> Data supplied:
================================
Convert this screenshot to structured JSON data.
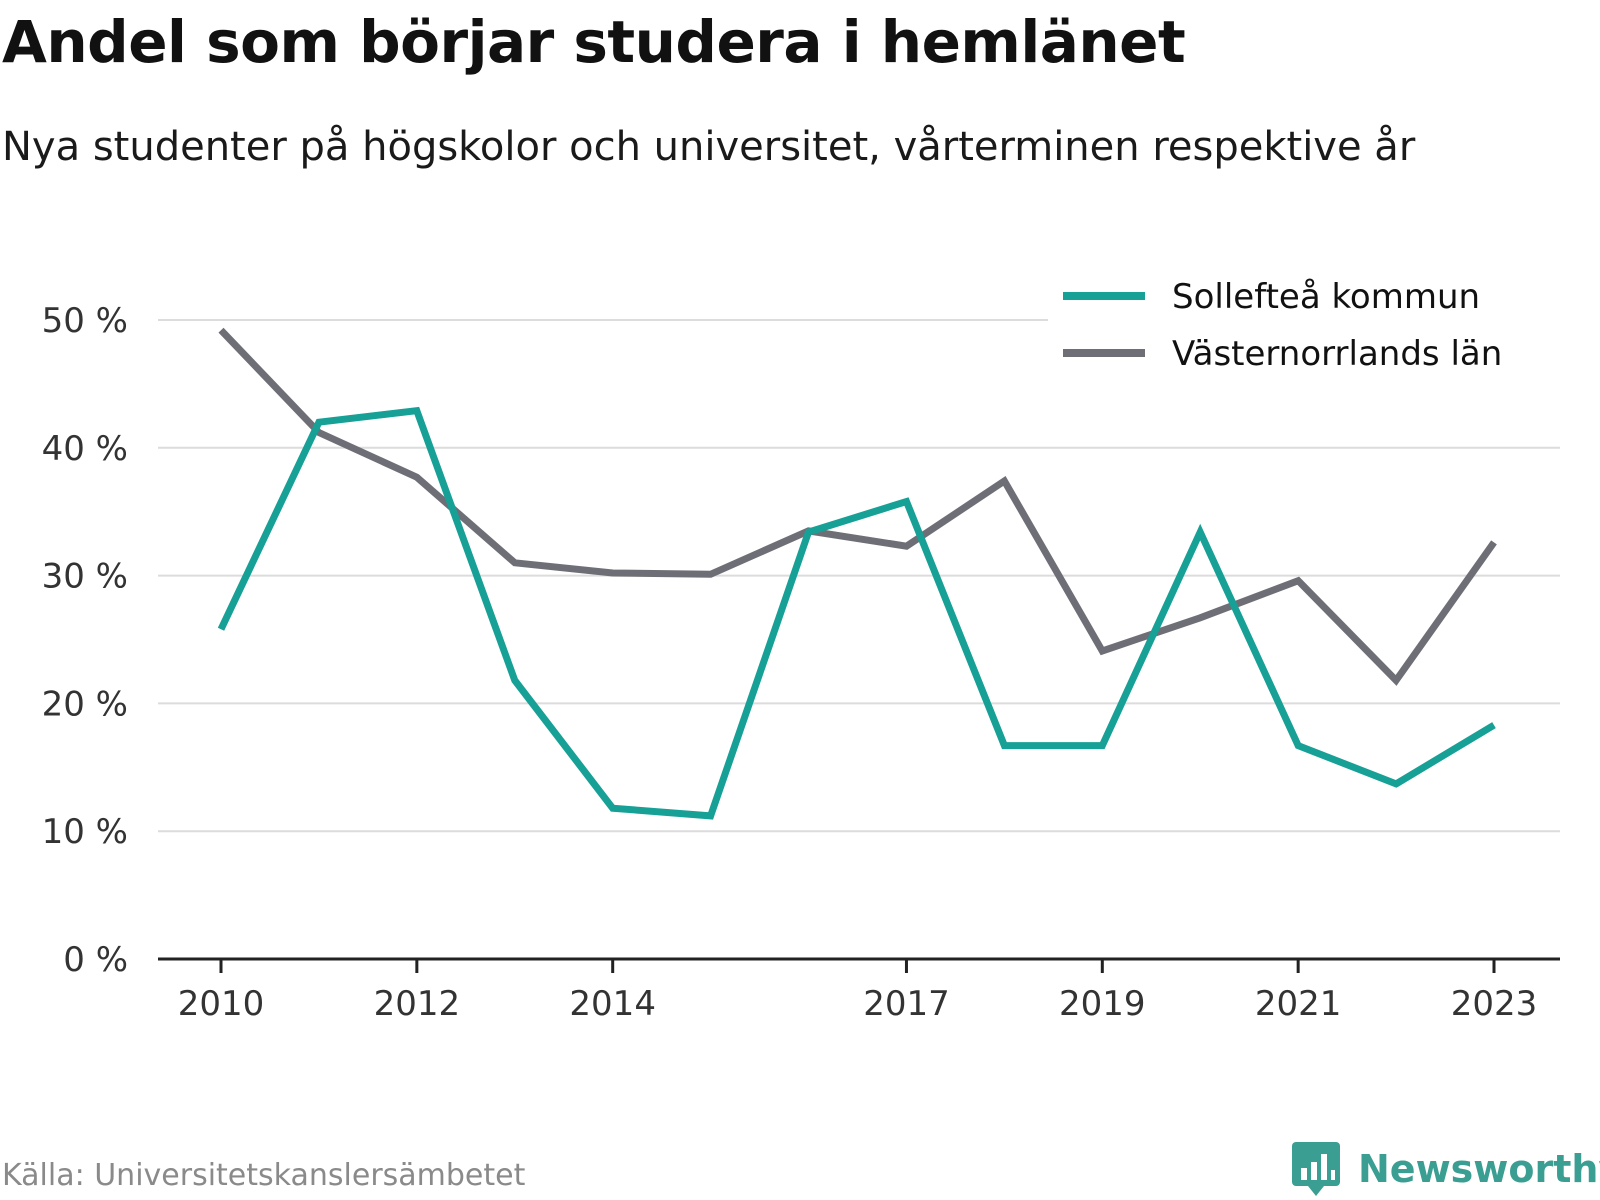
{
  "header": {
    "title": "Andel som börjar studera i hemlänet",
    "subtitle": "Nya studenter på högskolor och universitet, vårterminen respektive år"
  },
  "footer": {
    "source": "Källa: Universitetskanslersämbetet",
    "brand": "Newsworthy",
    "brand_icon": "bar-chart-speech-bubble-icon"
  },
  "chart_data": {
    "type": "line",
    "x": [
      2010,
      2011,
      2012,
      2013,
      2014,
      2015,
      2016,
      2017,
      2018,
      2019,
      2020,
      2021,
      2022,
      2023
    ],
    "x_tick_labels": [
      "2010",
      "2012",
      "2014",
      "2017",
      "2019",
      "2021",
      "2023"
    ],
    "y_tick_labels": [
      "0 %",
      "10 %",
      "20 %",
      "30 %",
      "40 %",
      "50 %"
    ],
    "ylim": [
      0,
      50
    ],
    "grid": true,
    "legend_position": "top-right",
    "series": [
      {
        "name": "Sollefteå kommun",
        "color": "#17a096",
        "values": [
          25.8,
          42.0,
          42.9,
          21.8,
          11.8,
          11.2,
          33.4,
          35.8,
          16.7,
          16.7,
          33.4,
          16.7,
          13.7,
          18.3
        ]
      },
      {
        "name": "Västernorrlands län",
        "color": "#6e6e76",
        "values": [
          49.2,
          41.2,
          37.7,
          31.0,
          30.2,
          30.1,
          33.5,
          32.3,
          37.4,
          24.1,
          26.7,
          29.6,
          21.8,
          32.6
        ]
      }
    ]
  }
}
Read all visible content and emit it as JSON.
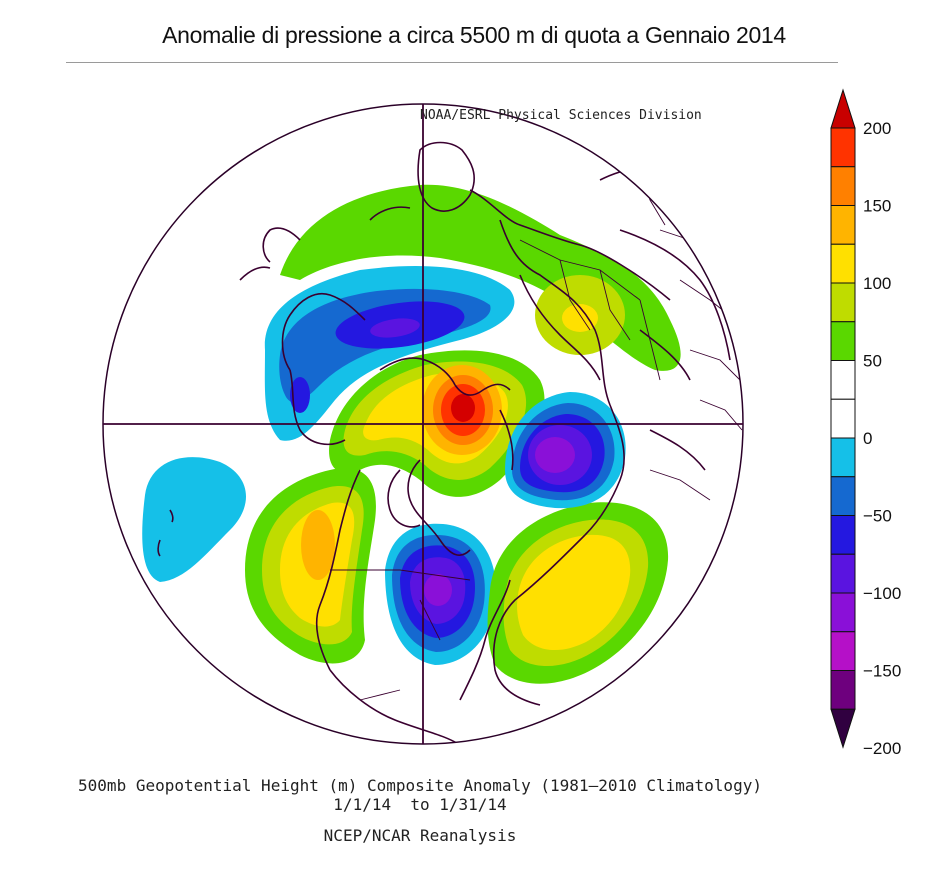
{
  "title": "Anomalie di pressione a circa 5500 m di quota a Gennaio 2014",
  "credit": "NOAA/ESRL Physical Sciences Division",
  "footer": {
    "line1": "500mb Geopotential Height (m) Composite Anomaly (1981–2010 Climatology)",
    "line2": "1/1/14  to 1/31/14",
    "line3": "NCEP/NCAR Reanalysis"
  },
  "colorbar": {
    "levels": [
      -200,
      -175,
      -150,
      -125,
      -100,
      -75,
      -50,
      -25,
      0,
      25,
      50,
      75,
      100,
      125,
      150,
      175,
      200
    ],
    "labels": [
      "200",
      "150",
      "100",
      "50",
      "0",
      "−50",
      "−100",
      "−150",
      "−200"
    ],
    "label_values": [
      200,
      150,
      100,
      50,
      0,
      -50,
      -100,
      -150,
      -200
    ],
    "colors_top_to_bottom": [
      "#d40000",
      "#ff3300",
      "#ff8000",
      "#ffb400",
      "#ffe000",
      "#bfdc00",
      "#5ad800",
      "#ffffff",
      "#ffffff",
      "#15c0e8",
      "#1569d0",
      "#2418e0",
      "#5a14e0",
      "#8a10d8",
      "#b510c8",
      "#6e007e",
      "#360044"
    ],
    "arrow_top_color": "#c80000",
    "arrow_bottom_color": "#300040"
  },
  "map": {
    "projection": "north polar stereographic",
    "anomalies": [
      {
        "region": "north of Scandinavia / Barents",
        "peak_m": 200
      },
      {
        "region": "eastern North America",
        "peak_m": -150
      },
      {
        "region": "Siberia / Okhotsk",
        "peak_m": -150
      },
      {
        "region": "western North America / Alaska",
        "peak_m": 150
      },
      {
        "region": "North Atlantic",
        "peak_m": 100
      },
      {
        "region": "Central Asia",
        "peak_m": 75
      },
      {
        "region": "North Africa",
        "peak_m": -100
      },
      {
        "region": "Central Pacific",
        "peak_m": -50
      }
    ]
  }
}
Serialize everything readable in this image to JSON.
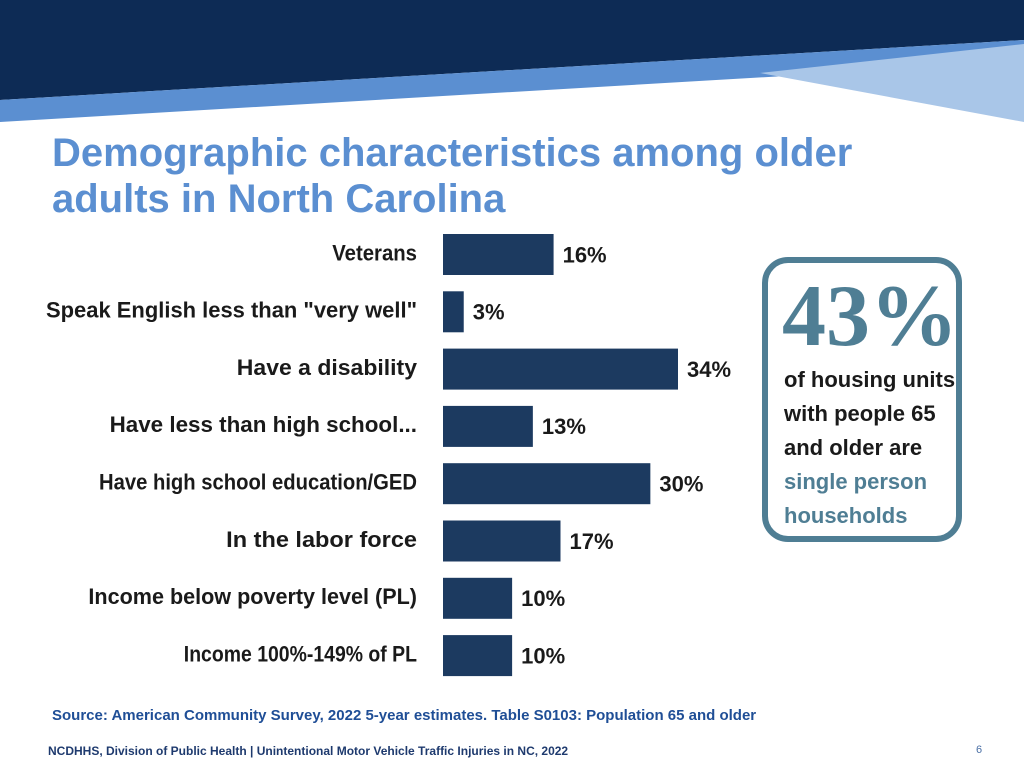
{
  "title": {
    "line1": "Demographic characteristics among older",
    "line2": "adults in North Carolina"
  },
  "chart_data": {
    "type": "bar",
    "orientation": "horizontal",
    "categories": [
      "Veterans",
      "Speak English less than \"very well\"",
      "Have a disability",
      "Have less than high school...",
      "Have high school education/GED",
      "In the labor force",
      "Income below poverty level (PL)",
      "Income 100%-149% of PL"
    ],
    "values": [
      16,
      3,
      34,
      13,
      30,
      17,
      10,
      10
    ],
    "value_labels": [
      "16%",
      "3%",
      "34%",
      "13%",
      "30%",
      "17%",
      "10%",
      "10%"
    ],
    "xlim": [
      0,
      34
    ],
    "bar_color": "#1c3a60",
    "grid": false
  },
  "callout": {
    "big_value": "43%",
    "text": "of housing units with people 65 and older are",
    "highlight": "single person households",
    "accent_color": "#4f7e94"
  },
  "source": "Source: American Community Survey, 2022 5-year estimates. Table S0103: Population 65 and older",
  "footer": {
    "text": "NCDHHS, Division of Public Health | Unintentional Motor Vehicle Traffic Injuries in NC, 2022",
    "page": "6"
  },
  "colors": {
    "banner_dark": "#0d2b55",
    "banner_mid": "#5b8fd1",
    "banner_light": "#a9c6e8",
    "title": "#5b8fd1"
  }
}
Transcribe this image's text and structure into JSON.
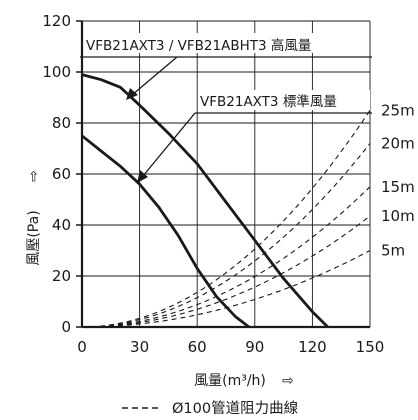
{
  "chart_data": {
    "type": "line",
    "xlabel": "風量(m³/h)",
    "ylabel": "風壓(Pa)",
    "xlim": [
      0,
      150
    ],
    "ylim": [
      0,
      120
    ],
    "xticks": [
      0,
      30,
      60,
      90,
      120,
      150
    ],
    "yticks": [
      0,
      20,
      40,
      60,
      80,
      100,
      120
    ],
    "x_tick_labels": [
      "0",
      "30",
      "60",
      "90",
      "120",
      "150"
    ],
    "y_tick_labels": [
      "0",
      "20",
      "40",
      "60",
      "80",
      "100",
      "120"
    ],
    "grid": true,
    "series": [
      {
        "name": "VFB21AXT3 / VFB21ABHT3 高風量",
        "style": "solid",
        "x": [
          0,
          10,
          20,
          30,
          45,
          60,
          75,
          90,
          105,
          120,
          128
        ],
        "y": [
          99,
          97,
          94,
          87,
          76,
          64,
          49,
          34,
          19,
          6,
          0
        ]
      },
      {
        "name": "VFB21AXT3 標準風量",
        "style": "solid",
        "x": [
          0,
          10,
          20,
          30,
          40,
          50,
          60,
          70,
          80,
          87
        ],
        "y": [
          75,
          69,
          63,
          56,
          47,
          36,
          23,
          12,
          4,
          0
        ]
      },
      {
        "name": "5m",
        "style": "dashed",
        "x": [
          0,
          30,
          60,
          90,
          120,
          150
        ],
        "y": [
          0,
          1.2,
          4.8,
          10.8,
          19.2,
          30
        ]
      },
      {
        "name": "10m",
        "style": "dashed",
        "x": [
          0,
          30,
          60,
          90,
          120,
          150
        ],
        "y": [
          0,
          1.7,
          7,
          15.7,
          28,
          43.5
        ]
      },
      {
        "name": "15m",
        "style": "dashed",
        "x": [
          0,
          30,
          60,
          90,
          120,
          150
        ],
        "y": [
          0,
          2.2,
          8.8,
          19.8,
          35.2,
          55
        ]
      },
      {
        "name": "20m",
        "style": "dashed",
        "x": [
          0,
          30,
          60,
          90,
          120,
          150
        ],
        "y": [
          0,
          2.9,
          11.6,
          26,
          46.2,
          72
        ]
      },
      {
        "name": "25m",
        "style": "dashed",
        "x": [
          0,
          30,
          60,
          90,
          120,
          150
        ],
        "y": [
          0,
          3.4,
          13.6,
          30.6,
          54.4,
          85
        ]
      }
    ],
    "annotations": [
      "VFB21AXT3 / VFB21ABHT3 高風量",
      "VFB21AXT3 標準風量"
    ],
    "legend": {
      "sample": "- - - -",
      "text": "Ø100管道阻力曲線",
      "placement": "bottom"
    }
  },
  "axis_arrow_glyph": "⇨",
  "colors": {
    "line": "#1a1a1a",
    "grid": "#1a1a1a",
    "background": "#ffffff"
  }
}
================================
> Exercise instructions: Transcribe all of the material exactly, leaving out whatever pictures it contains.

> Correct answer:
Convert this screenshot to structured JSON data.
{
  "header": {
    "title": "Andel som börjar studera i hemlänet",
    "subtitle": "Nya studenter på högskolor och universitet, vårterminen respektive år"
  },
  "footer": {
    "source": "Källa: Universitetskanslersämbetet",
    "brand": "Newsworthy",
    "brand_icon": "bar-chart-speech-bubble-icon"
  },
  "chart_data": {
    "type": "line",
    "x": [
      2010,
      2011,
      2012,
      2013,
      2014,
      2015,
      2016,
      2017,
      2018,
      2019,
      2020,
      2021,
      2022,
      2023
    ],
    "x_tick_labels": [
      "2010",
      "2012",
      "2014",
      "2017",
      "2019",
      "2021",
      "2023"
    ],
    "y_tick_labels": [
      "0 %",
      "10 %",
      "20 %",
      "30 %",
      "40 %",
      "50 %"
    ],
    "ylim": [
      0,
      50
    ],
    "grid": true,
    "legend_position": "top-right",
    "series": [
      {
        "name": "Sollefteå kommun",
        "color": "#17a096",
        "values": [
          25.8,
          42.0,
          42.9,
          21.8,
          11.8,
          11.2,
          33.4,
          35.8,
          16.7,
          16.7,
          33.4,
          16.7,
          13.7,
          18.3
        ]
      },
      {
        "name": "Västernorrlands län",
        "color": "#6e6e76",
        "values": [
          49.2,
          41.2,
          37.7,
          31.0,
          30.2,
          30.1,
          33.5,
          32.3,
          37.4,
          24.1,
          26.7,
          29.6,
          21.8,
          32.6
        ]
      }
    ]
  }
}
Read all visible content and emit it as JSON.
{
  "title": "Anomalie di pressione a circa 5500 m di quota a Gennaio 2014",
  "credit": "NOAA/ESRL Physical Sciences Division",
  "footer": {
    "line1": "500mb Geopotential Height (m) Composite Anomaly (1981–2010 Climatology)",
    "line2": "1/1/14  to 1/31/14",
    "line3": "NCEP/NCAR Reanalysis"
  },
  "colorbar": {
    "levels": [
      -200,
      -175,
      -150,
      -125,
      -100,
      -75,
      -50,
      -25,
      0,
      25,
      50,
      75,
      100,
      125,
      150,
      175,
      200
    ],
    "labels": [
      "200",
      "150",
      "100",
      "50",
      "0",
      "−50",
      "−100",
      "−150",
      "−200"
    ],
    "label_values": [
      200,
      150,
      100,
      50,
      0,
      -50,
      -100,
      -150,
      -200
    ],
    "colors_top_to_bottom": [
      "#d40000",
      "#ff3300",
      "#ff8000",
      "#ffb400",
      "#ffe000",
      "#bfdc00",
      "#5ad800",
      "#ffffff",
      "#ffffff",
      "#15c0e8",
      "#1569d0",
      "#2418e0",
      "#5a14e0",
      "#8a10d8",
      "#b510c8",
      "#6e007e",
      "#360044"
    ],
    "arrow_top_color": "#c80000",
    "arrow_bottom_color": "#300040"
  },
  "map": {
    "projection": "north polar stereographic",
    "anomalies": [
      {
        "region": "north of Scandinavia / Barents",
        "peak_m": 200
      },
      {
        "region": "eastern North America",
        "peak_m": -150
      },
      {
        "region": "Siberia / Okhotsk",
        "peak_m": -150
      },
      {
        "region": "western North America / Alaska",
        "peak_m": 150
      },
      {
        "region": "North Atlantic",
        "peak_m": 100
      },
      {
        "region": "Central Asia",
        "peak_m": 75
      },
      {
        "region": "North Africa",
        "peak_m": -100
      },
      {
        "region": "Central Pacific",
        "peak_m": -50
      }
    ]
  }
}
Serialize everything readable in this image to JSON.
{
  "title": {
    "line1": "Demographic characteristics among older",
    "line2": "adults in North Carolina"
  },
  "chart_data": {
    "type": "bar",
    "orientation": "horizontal",
    "categories": [
      "Veterans",
      "Speak English less than \"very well\"",
      "Have a disability",
      "Have less than high school...",
      "Have high school education/GED",
      "In the labor force",
      "Income below poverty level (PL)",
      "Income 100%-149% of PL"
    ],
    "values": [
      16,
      3,
      34,
      13,
      30,
      17,
      10,
      10
    ],
    "value_labels": [
      "16%",
      "3%",
      "34%",
      "13%",
      "30%",
      "17%",
      "10%",
      "10%"
    ],
    "xlim": [
      0,
      34
    ],
    "bar_color": "#1c3a60",
    "grid": false
  },
  "callout": {
    "big_value": "43%",
    "text": "of housing units with people 65 and older are",
    "highlight": "single person households",
    "accent_color": "#4f7e94"
  },
  "source": "Source: American Community Survey, 2022 5-year estimates. Table S0103: Population 65 and older",
  "footer": {
    "text": "NCDHHS, Division of Public Health | Unintentional Motor Vehicle Traffic Injuries in NC, 2022",
    "page": "6"
  },
  "colors": {
    "banner_dark": "#0d2b55",
    "banner_mid": "#5b8fd1",
    "banner_light": "#a9c6e8",
    "title": "#5b8fd1"
  }
}
Transcribe this image's text and structure into JSON.
{
  "chart_data": {
    "type": "line",
    "xlabel": "風量(m³/h)",
    "ylabel": "風壓(Pa)",
    "xlim": [
      0,
      150
    ],
    "ylim": [
      0,
      120
    ],
    "xticks": [
      0,
      30,
      60,
      90,
      120,
      150
    ],
    "yticks": [
      0,
      20,
      40,
      60,
      80,
      100,
      120
    ],
    "x_tick_labels": [
      "0",
      "30",
      "60",
      "90",
      "120",
      "150"
    ],
    "y_tick_labels": [
      "0",
      "20",
      "40",
      "60",
      "80",
      "100",
      "120"
    ],
    "grid": true,
    "series": [
      {
        "name": "VFB21AXT3 / VFB21ABHT3 高風量",
        "style": "solid",
        "x": [
          0,
          10,
          20,
          30,
          45,
          60,
          75,
          90,
          105,
          120,
          128
        ],
        "y": [
          99,
          97,
          94,
          87,
          76,
          64,
          49,
          34,
          19,
          6,
          0
        ]
      },
      {
        "name": "VFB21AXT3 標準風量",
        "style": "solid",
        "x": [
          0,
          10,
          20,
          30,
          40,
          50,
          60,
          70,
          80,
          87
        ],
        "y": [
          75,
          69,
          63,
          56,
          47,
          36,
          23,
          12,
          4,
          0
        ]
      },
      {
        "name": "5m",
        "style": "dashed",
        "x": [
          0,
          30,
          60,
          90,
          120,
          150
        ],
        "y": [
          0,
          1.2,
          4.8,
          10.8,
          19.2,
          30
        ]
      },
      {
        "name": "10m",
        "style": "dashed",
        "x": [
          0,
          30,
          60,
          90,
          120,
          150
        ],
        "y": [
          0,
          1.7,
          7,
          15.7,
          28,
          43.5
        ]
      },
      {
        "name": "15m",
        "style": "dashed",
        "x": [
          0,
          30,
          60,
          90,
          120,
          150
        ],
        "y": [
          0,
          2.2,
          8.8,
          19.8,
          35.2,
          55
        ]
      },
      {
        "name": "20m",
        "style": "dashed",
        "x": [
          0,
          30,
          60,
          90,
          120,
          150
        ],
        "y": [
          0,
          2.9,
          11.6,
          26,
          46.2,
          72
        ]
      },
      {
        "name": "25m",
        "style": "dashed",
        "x": [
          0,
          30,
          60,
          90,
          120,
          150
        ],
        "y": [
          0,
          3.4,
          13.6,
          30.6,
          54.4,
          85
        ]
      }
    ],
    "annotations": [
      "VFB21AXT3 / VFB21ABHT3 高風量",
      "VFB21AXT3 標準風量"
    ],
    "legend": {
      "sample": "- - - -",
      "text": "Ø100管道阻力曲線",
      "placement": "bottom"
    }
  },
  "axis_arrow_glyph": "⇨",
  "colors": {
    "line": "#1a1a1a",
    "grid": "#1a1a1a",
    "background": "#ffffff"
  }
}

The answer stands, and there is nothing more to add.